» **PROBLEM TO WORK ON**
Find the number of lines containing the string "Средне" in the data. Answer with the number by itself.

☆ ☆ ☆ ☆ ☆

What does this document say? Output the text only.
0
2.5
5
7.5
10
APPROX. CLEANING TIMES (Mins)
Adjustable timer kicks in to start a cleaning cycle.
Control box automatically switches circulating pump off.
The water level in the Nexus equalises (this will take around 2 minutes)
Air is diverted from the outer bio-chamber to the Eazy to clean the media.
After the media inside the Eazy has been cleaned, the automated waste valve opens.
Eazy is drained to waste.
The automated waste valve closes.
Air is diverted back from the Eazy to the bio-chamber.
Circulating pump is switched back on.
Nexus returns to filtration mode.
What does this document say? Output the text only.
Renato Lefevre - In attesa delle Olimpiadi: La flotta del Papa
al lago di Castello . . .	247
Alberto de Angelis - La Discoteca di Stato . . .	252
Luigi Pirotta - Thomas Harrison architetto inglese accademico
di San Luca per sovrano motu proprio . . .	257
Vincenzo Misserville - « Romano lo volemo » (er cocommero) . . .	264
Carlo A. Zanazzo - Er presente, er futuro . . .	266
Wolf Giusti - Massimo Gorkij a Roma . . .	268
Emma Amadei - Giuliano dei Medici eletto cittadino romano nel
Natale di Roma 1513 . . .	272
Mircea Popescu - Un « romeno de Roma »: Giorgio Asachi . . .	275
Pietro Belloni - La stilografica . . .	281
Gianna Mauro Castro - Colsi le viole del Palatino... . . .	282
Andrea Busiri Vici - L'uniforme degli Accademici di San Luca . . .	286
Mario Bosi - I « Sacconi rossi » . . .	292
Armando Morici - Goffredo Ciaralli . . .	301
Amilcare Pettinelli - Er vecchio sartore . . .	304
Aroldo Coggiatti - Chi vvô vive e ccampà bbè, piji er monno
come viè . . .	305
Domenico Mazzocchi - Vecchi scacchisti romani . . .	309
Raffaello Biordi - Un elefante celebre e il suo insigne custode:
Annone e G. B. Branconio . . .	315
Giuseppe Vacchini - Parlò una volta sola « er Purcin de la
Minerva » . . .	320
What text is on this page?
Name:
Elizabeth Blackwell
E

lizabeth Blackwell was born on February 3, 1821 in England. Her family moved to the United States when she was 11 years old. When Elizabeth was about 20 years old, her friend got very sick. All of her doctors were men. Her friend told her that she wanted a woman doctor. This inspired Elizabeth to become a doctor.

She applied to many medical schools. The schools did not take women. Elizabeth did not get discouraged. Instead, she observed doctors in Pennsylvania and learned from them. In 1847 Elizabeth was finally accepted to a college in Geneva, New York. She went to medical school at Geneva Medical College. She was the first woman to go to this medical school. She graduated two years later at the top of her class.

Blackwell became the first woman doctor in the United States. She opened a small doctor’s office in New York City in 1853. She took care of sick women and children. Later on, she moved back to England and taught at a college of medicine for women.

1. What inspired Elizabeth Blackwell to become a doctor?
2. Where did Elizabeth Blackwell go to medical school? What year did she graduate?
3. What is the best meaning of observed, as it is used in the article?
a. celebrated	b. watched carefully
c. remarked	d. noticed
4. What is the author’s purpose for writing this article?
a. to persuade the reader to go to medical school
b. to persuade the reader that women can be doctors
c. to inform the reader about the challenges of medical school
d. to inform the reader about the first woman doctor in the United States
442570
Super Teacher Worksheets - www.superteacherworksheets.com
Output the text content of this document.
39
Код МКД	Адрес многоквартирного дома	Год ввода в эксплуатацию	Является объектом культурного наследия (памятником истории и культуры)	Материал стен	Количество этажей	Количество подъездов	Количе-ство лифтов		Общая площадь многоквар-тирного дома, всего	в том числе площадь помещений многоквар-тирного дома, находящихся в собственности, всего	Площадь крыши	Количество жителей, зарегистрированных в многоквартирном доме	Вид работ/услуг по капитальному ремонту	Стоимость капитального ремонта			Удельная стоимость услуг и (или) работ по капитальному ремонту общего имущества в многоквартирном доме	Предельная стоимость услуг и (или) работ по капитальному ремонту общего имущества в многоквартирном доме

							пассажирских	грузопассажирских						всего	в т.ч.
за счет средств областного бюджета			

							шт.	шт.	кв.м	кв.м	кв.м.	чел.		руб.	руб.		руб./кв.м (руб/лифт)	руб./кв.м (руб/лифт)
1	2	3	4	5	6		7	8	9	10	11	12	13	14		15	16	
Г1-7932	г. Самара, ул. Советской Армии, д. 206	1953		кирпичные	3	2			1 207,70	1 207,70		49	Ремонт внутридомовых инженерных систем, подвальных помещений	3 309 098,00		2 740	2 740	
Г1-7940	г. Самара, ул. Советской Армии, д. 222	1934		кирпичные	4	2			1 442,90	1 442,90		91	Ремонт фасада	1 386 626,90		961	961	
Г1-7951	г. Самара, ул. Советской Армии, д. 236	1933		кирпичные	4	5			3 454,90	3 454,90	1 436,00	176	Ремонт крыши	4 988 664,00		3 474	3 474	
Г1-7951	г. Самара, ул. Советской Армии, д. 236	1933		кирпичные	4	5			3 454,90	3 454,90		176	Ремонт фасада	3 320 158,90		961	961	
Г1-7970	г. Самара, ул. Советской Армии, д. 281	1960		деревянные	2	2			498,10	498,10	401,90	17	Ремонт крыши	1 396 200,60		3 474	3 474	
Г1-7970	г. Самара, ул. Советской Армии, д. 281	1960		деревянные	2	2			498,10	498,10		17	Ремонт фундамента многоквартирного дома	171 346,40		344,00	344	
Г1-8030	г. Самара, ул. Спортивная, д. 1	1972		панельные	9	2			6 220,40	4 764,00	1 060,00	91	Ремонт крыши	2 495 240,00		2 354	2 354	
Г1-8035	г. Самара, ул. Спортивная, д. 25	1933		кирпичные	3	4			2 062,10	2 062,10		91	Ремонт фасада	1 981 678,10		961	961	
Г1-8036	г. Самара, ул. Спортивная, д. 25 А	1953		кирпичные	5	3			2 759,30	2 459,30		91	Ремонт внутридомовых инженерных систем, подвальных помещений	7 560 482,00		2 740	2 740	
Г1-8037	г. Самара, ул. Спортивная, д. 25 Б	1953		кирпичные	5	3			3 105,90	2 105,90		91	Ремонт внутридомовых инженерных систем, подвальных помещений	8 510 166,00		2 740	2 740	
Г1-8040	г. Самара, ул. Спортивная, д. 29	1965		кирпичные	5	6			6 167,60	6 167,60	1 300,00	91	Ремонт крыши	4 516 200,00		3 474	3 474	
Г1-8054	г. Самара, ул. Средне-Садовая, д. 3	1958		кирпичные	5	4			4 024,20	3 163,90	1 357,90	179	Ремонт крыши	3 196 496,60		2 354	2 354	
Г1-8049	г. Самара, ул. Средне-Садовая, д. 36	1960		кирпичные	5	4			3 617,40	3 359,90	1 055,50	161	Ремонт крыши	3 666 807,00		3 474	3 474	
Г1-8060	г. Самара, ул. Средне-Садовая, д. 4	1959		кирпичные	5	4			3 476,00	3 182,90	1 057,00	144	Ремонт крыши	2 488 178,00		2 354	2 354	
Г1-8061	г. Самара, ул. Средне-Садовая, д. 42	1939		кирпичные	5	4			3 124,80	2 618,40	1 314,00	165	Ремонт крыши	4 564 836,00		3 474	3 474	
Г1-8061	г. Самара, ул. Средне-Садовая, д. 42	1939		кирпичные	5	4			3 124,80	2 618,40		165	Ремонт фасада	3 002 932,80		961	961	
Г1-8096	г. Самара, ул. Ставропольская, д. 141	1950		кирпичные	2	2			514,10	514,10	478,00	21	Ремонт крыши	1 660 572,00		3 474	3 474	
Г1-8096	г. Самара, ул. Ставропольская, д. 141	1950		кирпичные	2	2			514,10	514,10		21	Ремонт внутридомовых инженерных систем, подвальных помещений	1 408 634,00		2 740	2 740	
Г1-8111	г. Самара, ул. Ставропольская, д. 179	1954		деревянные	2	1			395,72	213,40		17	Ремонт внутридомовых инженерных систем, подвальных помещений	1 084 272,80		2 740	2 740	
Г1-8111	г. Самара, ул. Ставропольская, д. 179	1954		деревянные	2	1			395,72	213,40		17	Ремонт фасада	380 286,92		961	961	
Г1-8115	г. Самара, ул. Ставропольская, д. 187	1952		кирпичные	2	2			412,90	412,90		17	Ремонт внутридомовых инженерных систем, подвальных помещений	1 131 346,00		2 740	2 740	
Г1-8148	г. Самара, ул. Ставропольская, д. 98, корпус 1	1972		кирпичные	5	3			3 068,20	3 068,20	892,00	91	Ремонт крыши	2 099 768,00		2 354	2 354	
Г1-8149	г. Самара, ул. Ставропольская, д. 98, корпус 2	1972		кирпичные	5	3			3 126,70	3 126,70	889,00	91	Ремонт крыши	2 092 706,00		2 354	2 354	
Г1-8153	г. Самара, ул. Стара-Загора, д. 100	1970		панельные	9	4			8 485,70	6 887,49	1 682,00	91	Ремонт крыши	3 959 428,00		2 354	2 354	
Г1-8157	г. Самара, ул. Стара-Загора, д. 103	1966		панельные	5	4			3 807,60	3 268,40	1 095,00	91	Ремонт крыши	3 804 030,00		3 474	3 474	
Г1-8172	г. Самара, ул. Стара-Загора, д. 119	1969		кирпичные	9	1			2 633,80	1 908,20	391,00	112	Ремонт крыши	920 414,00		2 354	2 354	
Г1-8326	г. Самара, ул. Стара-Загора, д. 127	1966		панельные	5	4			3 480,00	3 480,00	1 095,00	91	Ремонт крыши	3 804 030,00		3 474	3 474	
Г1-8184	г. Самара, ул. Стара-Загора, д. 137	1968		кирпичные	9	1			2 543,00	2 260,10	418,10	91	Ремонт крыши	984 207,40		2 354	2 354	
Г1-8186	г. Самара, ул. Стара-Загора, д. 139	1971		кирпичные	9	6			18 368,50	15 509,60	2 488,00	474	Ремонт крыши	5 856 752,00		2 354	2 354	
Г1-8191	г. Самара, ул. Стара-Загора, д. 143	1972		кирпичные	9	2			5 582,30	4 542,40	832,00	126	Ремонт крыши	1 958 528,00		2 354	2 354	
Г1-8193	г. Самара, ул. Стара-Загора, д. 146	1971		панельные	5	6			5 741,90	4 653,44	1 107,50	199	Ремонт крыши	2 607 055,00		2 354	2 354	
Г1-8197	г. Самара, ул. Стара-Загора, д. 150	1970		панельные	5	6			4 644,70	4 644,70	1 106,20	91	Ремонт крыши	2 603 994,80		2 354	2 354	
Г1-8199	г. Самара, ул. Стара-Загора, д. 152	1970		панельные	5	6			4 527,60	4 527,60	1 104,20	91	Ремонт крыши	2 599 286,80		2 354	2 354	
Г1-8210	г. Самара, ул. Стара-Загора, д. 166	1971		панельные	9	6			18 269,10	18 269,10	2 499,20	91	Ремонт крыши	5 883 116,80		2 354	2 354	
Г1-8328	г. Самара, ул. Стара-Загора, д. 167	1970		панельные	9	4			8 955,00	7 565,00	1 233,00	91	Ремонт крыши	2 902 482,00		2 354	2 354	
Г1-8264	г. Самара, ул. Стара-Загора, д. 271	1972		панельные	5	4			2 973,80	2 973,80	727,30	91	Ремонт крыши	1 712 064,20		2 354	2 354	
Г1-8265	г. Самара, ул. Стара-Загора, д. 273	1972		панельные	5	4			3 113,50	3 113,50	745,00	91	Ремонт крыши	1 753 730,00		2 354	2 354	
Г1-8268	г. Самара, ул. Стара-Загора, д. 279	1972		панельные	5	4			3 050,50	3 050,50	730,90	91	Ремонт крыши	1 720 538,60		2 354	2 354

☆ ☆ ☆ ☆ ☆

» **ANSWER**
5